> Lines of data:
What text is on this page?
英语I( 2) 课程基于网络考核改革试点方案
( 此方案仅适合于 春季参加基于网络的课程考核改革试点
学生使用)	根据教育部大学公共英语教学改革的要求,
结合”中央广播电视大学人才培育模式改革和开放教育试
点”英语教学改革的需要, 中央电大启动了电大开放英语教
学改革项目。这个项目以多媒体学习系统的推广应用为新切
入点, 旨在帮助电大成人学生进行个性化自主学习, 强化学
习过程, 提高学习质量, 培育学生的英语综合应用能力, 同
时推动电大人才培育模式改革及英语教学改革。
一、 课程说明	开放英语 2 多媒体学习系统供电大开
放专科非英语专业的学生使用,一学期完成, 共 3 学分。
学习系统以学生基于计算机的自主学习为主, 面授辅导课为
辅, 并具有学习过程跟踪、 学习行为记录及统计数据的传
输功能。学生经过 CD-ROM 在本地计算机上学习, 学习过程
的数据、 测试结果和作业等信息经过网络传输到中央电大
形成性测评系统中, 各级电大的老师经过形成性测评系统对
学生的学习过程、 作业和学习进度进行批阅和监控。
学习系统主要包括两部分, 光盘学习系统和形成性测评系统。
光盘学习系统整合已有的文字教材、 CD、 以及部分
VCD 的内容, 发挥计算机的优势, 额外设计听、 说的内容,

> INSTRUCTIONS FOR THE TASK:
Transcribe all the entries, keeping each one exactly as it is.

> WRITTEN ANSWER:
What text is on this page?
英语I( 2) 课程基于网络考核改革试点方案
( 此方案仅适合于 春季参加基于网络的课程考核改革试点
学生使用)	根据教育部大学公共英语教学改革的要求,
结合”中央广播电视大学人才培育模式改革和开放教育试
点”英语教学改革的需要, 中央电大启动了电大开放英语教
学改革项目。这个项目以多媒体学习系统的推广应用为新切
入点, 旨在帮助电大成人学生进行个性化自主学习, 强化学
习过程, 提高学习质量, 培育学生的英语综合应用能力, 同
时推动电大人才培育模式改革及英语教学改革。
一、 课程说明	开放英语 2 多媒体学习系统供电大开
放专科非英语专业的学生使用,一学期完成, 共 3 学分。
学习系统以学生基于计算机的自主学习为主, 面授辅导课为
辅, 并具有学习过程跟踪、 学习行为记录及统计数据的传
输功能。学生经过 CD-ROM 在本地计算机上学习, 学习过程
的数据、 测试结果和作业等信息经过网络传输到中央电大
形成性测评系统中, 各级电大的老师经过形成性测评系统对
学生的学习过程、 作业和学习进度进行批阅和监控。
学习系统主要包括两部分, 光盘学习系统和形成性测评系统。
光盘学习系统整合已有的文字教材、 CD、 以及部分
VCD 的内容, 发挥计算机的优势, 额外设计听、 说的内容,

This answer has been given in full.